##### RAW DATA
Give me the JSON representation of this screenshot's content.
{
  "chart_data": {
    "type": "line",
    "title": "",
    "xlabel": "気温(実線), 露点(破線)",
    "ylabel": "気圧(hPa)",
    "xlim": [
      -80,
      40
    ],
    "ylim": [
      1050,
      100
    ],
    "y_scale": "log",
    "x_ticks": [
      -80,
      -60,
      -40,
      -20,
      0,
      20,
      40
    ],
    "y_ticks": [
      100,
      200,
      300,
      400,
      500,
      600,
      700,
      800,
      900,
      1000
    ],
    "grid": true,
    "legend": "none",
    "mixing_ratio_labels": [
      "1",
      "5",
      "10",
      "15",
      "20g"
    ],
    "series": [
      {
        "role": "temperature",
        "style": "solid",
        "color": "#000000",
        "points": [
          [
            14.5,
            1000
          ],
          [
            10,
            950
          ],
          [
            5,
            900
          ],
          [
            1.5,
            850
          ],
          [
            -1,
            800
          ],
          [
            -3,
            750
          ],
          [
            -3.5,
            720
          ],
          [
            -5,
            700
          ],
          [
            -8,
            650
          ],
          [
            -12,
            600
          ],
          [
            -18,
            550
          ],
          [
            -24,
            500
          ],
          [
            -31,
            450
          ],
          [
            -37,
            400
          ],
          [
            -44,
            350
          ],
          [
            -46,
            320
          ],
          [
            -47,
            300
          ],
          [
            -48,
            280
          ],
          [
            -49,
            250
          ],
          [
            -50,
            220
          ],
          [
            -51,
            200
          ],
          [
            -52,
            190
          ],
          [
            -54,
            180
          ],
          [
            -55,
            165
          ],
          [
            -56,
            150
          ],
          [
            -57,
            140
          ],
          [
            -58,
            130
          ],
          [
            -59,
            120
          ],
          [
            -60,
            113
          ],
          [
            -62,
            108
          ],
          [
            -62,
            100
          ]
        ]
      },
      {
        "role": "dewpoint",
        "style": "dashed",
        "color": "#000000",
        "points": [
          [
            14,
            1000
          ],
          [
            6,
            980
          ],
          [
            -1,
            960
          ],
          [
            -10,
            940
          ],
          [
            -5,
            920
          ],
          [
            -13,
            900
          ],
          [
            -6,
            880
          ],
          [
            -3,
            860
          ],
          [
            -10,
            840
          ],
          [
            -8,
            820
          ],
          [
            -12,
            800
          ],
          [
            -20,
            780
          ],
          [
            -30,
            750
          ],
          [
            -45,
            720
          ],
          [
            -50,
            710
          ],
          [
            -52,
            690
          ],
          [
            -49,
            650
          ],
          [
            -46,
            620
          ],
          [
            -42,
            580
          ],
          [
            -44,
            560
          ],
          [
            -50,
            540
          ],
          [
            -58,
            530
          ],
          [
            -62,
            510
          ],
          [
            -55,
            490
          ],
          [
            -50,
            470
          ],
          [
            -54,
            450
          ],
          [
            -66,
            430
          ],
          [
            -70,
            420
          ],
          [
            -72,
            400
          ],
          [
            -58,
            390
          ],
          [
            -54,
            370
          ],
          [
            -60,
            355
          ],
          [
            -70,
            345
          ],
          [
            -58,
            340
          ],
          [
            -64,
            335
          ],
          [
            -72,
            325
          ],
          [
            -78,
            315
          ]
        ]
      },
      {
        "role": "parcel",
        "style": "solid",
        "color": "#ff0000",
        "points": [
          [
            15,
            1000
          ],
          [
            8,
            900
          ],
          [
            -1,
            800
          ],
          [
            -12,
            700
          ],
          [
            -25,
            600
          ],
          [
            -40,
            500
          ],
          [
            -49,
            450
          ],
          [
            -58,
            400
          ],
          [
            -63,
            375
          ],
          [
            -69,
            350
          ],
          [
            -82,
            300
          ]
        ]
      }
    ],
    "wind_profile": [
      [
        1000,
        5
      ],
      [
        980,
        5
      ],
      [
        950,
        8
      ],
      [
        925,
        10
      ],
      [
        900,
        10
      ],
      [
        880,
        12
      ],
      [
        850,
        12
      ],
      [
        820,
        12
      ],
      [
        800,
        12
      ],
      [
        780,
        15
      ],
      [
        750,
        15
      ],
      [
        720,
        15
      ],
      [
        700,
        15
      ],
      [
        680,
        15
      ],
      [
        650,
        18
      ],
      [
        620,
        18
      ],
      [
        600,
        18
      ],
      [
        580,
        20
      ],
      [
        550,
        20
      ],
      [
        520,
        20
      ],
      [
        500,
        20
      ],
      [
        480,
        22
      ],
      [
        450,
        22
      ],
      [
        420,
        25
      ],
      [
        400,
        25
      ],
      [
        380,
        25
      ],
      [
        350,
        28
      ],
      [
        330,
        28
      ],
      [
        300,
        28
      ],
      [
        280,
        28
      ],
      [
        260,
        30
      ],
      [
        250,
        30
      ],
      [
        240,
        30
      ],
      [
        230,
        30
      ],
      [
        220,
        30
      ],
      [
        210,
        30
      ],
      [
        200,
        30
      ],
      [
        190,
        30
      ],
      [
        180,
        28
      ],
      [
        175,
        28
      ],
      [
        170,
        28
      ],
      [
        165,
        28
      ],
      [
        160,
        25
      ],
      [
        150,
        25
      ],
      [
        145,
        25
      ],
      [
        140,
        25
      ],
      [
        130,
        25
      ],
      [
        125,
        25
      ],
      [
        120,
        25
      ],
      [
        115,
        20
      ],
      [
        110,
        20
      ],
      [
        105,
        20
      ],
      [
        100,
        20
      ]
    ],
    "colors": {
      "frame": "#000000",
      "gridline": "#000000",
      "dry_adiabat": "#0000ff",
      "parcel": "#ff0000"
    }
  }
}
##########
== PROBLEM STATEMENT ==
Output all of the material, please, exactly as it stands.

== FINAL RESULT ==
Give me the JSON representation of this screenshot's content.
{
  "chart_data": {
    "type": "line",
    "title": "",
    "xlabel": "気温(実線), 露点(破線)",
    "ylabel": "気圧(hPa)",
    "xlim": [
      -80,
      40
    ],
    "ylim": [
      1050,
      100
    ],
    "y_scale": "log",
    "x_ticks": [
      -80,
      -60,
      -40,
      -20,
      0,
      20,
      40
    ],
    "y_ticks": [
      100,
      200,
      300,
      400,
      500,
      600,
      700,
      800,
      900,
      1000
    ],
    "grid": true,
    "legend": "none",
    "mixing_ratio_labels": [
      "1",
      "5",
      "10",
      "15",
      "20g"
    ],
    "series": [
      {
        "role": "temperature",
        "style": "solid",
        "color": "#000000",
        "points": [
          [
            14.5,
            1000
          ],
          [
            10,
            950
          ],
          [
            5,
            900
          ],
          [
            1.5,
            850
          ],
          [
            -1,
            800
          ],
          [
            -3,
            750
          ],
          [
            -3.5,
            720
          ],
          [
            -5,
            700
          ],
          [
            -8,
            650
          ],
          [
            -12,
            600
          ],
          [
            -18,
            550
          ],
          [
            -24,
            500
          ],
          [
            -31,
            450
          ],
          [
            -37,
            400
          ],
          [
            -44,
            350
          ],
          [
            -46,
            320
          ],
          [
            -47,
            300
          ],
          [
            -48,
            280
          ],
          [
            -49,
            250
          ],
          [
            -50,
            220
          ],
          [
            -51,
            200
          ],
          [
            -52,
            190
          ],
          [
            -54,
            180
          ],
          [
            -55,
            165
          ],
          [
            -56,
            150
          ],
          [
            -57,
            140
          ],
          [
            -58,
            130
          ],
          [
            -59,
            120
          ],
          [
            -60,
            113
          ],
          [
            -62,
            108
          ],
          [
            -62,
            100
          ]
        ]
      },
      {
        "role": "dewpoint",
        "style": "dashed",
        "color": "#000000",
        "points": [
          [
            14,
            1000
          ],
          [
            6,
            980
          ],
          [
            -1,
            960
          ],
          [
            -10,
            940
          ],
          [
            -5,
            920
          ],
          [
            -13,
            900
          ],
          [
            -6,
            880
          ],
          [
            -3,
            860
          ],
          [
            -10,
            840
          ],
          [
            -8,
            820
          ],
          [
            -12,
            800
          ],
          [
            -20,
            780
          ],
          [
            -30,
            750
          ],
          [
            -45,
            720
          ],
          [
            -50,
            710
          ],
          [
            -52,
            690
          ],
          [
            -49,
            650
          ],
          [
            -46,
            620
          ],
          [
            -42,
            580
          ],
          [
            -44,
            560
          ],
          [
            -50,
            540
          ],
          [
            -58,
            530
          ],
          [
            -62,
            510
          ],
          [
            -55,
            490
          ],
          [
            -50,
            470
          ],
          [
            -54,
            450
          ],
          [
            -66,
            430
          ],
          [
            -70,
            420
          ],
          [
            -72,
            400
          ],
          [
            -58,
            390
          ],
          [
            -54,
            370
          ],
          [
            -60,
            355
          ],
          [
            -70,
            345
          ],
          [
            -58,
            340
          ],
          [
            -64,
            335
          ],
          [
            -72,
            325
          ],
          [
            -78,
            315
          ]
        ]
      },
      {
        "role": "parcel",
        "style": "solid",
        "color": "#ff0000",
        "points": [
          [
            15,
            1000
          ],
          [
            8,
            900
          ],
          [
            -1,
            800
          ],
          [
            -12,
            700
          ],
          [
            -25,
            600
          ],
          [
            -40,
            500
          ],
          [
            -49,
            450
          ],
          [
            -58,
            400
          ],
          [
            -63,
            375
          ],
          [
            -69,
            350
          ],
          [
            -82,
            300
          ]
        ]
      }
    ],
    "wind_profile": [
      [
        1000,
        5
      ],
      [
        980,
        5
      ],
      [
        950,
        8
      ],
      [
        925,
        10
      ],
      [
        900,
        10
      ],
      [
        880,
        12
      ],
      [
        850,
        12
      ],
      [
        820,
        12
      ],
      [
        800,
        12
      ],
      [
        780,
        15
      ],
      [
        750,
        15
      ],
      [
        720,
        15
      ],
      [
        700,
        15
      ],
      [
        680,
        15
      ],
      [
        650,
        18
      ],
      [
        620,
        18
      ],
      [
        600,
        18
      ],
      [
        580,
        20
      ],
      [
        550,
        20
      ],
      [
        520,
        20
      ],
      [
        500,
        20
      ],
      [
        480,
        22
      ],
      [
        450,
        22
      ],
      [
        420,
        25
      ],
      [
        400,
        25
      ],
      [
        380,
        25
      ],
      [
        350,
        28
      ],
      [
        330,
        28
      ],
      [
        300,
        28
      ],
      [
        280,
        28
      ],
      [
        260,
        30
      ],
      [
        250,
        30
      ],
      [
        240,
        30
      ],
      [
        230,
        30
      ],
      [
        220,
        30
      ],
      [
        210,
        30
      ],
      [
        200,
        30
      ],
      [
        190,
        30
      ],
      [
        180,
        28
      ],
      [
        175,
        28
      ],
      [
        170,
        28
      ],
      [
        165,
        28
      ],
      [
        160,
        25
      ],
      [
        150,
        25
      ],
      [
        145,
        25
      ],
      [
        140,
        25
      ],
      [
        130,
        25
      ],
      [
        125,
        25
      ],
      [
        120,
        25
      ],
      [
        115,
        20
      ],
      [
        110,
        20
      ],
      [
        105,
        20
      ],
      [
        100,
        20
      ]
    ],
    "colors": {
      "frame": "#000000",
      "gridline": "#000000",
      "dry_adiabat": "#0000ff",
      "parcel": "#ff0000"
    }
  }
}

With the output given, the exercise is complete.